* Goal of the exercise:
State how many lines of the records contain the string "name". Give the number alone.

--- Data for processing ---

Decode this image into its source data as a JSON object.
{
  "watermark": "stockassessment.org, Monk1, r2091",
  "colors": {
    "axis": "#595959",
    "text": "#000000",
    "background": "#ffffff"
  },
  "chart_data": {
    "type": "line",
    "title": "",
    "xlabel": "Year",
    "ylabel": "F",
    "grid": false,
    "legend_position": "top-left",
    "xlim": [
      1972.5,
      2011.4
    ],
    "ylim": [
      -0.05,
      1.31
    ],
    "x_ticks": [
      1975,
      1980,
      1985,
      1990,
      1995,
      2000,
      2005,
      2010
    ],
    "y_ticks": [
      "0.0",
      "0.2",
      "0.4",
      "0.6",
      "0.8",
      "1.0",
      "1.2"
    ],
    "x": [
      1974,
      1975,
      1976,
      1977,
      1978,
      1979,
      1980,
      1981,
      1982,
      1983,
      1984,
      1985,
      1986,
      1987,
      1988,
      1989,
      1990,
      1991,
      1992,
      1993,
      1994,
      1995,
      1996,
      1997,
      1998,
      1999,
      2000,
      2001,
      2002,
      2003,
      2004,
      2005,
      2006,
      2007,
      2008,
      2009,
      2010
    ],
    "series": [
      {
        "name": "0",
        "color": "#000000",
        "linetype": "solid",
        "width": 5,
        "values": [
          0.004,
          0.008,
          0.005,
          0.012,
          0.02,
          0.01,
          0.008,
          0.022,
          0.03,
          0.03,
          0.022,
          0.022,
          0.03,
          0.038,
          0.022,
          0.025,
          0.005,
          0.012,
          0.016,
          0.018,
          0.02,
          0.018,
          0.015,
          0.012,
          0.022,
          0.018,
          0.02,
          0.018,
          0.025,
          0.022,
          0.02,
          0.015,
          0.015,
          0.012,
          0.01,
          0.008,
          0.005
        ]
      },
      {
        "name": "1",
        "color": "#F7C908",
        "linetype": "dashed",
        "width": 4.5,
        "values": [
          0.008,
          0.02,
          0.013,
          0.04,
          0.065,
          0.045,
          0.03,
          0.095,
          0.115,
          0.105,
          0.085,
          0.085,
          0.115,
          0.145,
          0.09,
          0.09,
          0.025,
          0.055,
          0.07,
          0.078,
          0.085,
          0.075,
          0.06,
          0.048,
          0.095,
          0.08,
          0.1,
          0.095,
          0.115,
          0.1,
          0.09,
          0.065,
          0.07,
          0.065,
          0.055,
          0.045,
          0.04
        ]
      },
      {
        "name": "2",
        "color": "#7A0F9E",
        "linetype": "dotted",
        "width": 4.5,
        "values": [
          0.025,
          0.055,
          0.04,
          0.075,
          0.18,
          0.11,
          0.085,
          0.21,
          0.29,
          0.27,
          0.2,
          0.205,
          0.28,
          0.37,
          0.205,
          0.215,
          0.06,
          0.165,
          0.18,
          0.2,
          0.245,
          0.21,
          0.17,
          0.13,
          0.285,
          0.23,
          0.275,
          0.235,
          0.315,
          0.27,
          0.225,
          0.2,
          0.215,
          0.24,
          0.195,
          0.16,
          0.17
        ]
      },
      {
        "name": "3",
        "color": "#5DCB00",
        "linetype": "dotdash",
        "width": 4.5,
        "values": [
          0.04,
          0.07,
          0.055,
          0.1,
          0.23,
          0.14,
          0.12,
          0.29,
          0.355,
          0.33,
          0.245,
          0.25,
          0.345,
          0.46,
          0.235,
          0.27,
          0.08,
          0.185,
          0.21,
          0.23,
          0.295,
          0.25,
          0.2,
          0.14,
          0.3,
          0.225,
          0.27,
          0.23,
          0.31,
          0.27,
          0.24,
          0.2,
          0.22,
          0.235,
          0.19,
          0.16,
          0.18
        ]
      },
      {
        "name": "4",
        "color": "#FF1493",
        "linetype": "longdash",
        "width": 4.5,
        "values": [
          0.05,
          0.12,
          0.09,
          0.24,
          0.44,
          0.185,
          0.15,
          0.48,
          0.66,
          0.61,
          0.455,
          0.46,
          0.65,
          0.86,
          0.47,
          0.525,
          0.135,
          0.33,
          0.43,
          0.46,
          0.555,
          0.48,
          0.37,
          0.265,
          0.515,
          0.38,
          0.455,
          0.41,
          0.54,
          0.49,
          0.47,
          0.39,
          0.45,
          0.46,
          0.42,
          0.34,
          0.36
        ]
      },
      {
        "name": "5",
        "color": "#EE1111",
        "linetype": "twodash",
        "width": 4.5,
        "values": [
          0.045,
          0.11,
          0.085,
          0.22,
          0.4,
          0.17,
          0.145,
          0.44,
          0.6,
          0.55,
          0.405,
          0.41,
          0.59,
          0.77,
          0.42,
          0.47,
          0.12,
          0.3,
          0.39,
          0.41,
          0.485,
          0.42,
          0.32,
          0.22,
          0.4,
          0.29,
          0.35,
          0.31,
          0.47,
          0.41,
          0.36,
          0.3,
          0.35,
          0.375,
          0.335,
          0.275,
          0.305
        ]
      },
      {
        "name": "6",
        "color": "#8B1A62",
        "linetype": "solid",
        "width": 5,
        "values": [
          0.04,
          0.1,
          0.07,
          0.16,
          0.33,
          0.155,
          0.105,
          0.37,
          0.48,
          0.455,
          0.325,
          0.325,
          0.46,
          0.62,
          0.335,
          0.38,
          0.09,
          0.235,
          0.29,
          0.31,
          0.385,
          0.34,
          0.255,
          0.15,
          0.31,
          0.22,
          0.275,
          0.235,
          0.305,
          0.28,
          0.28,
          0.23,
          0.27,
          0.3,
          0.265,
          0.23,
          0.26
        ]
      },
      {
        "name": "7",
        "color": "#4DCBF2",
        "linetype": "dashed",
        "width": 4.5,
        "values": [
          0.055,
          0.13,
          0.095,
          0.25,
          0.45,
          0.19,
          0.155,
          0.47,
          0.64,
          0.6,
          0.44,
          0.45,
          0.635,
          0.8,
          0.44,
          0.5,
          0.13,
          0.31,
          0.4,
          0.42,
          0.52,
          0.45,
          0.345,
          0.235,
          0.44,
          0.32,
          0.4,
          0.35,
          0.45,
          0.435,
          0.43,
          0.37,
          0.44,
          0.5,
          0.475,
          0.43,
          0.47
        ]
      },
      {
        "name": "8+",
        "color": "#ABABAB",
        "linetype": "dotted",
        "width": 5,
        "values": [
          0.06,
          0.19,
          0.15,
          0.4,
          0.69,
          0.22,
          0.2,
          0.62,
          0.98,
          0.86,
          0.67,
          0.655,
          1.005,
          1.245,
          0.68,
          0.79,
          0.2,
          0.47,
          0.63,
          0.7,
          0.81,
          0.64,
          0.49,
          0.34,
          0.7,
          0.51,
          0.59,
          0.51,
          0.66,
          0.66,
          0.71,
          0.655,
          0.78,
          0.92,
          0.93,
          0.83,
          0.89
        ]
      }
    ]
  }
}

---

* Correct result:
9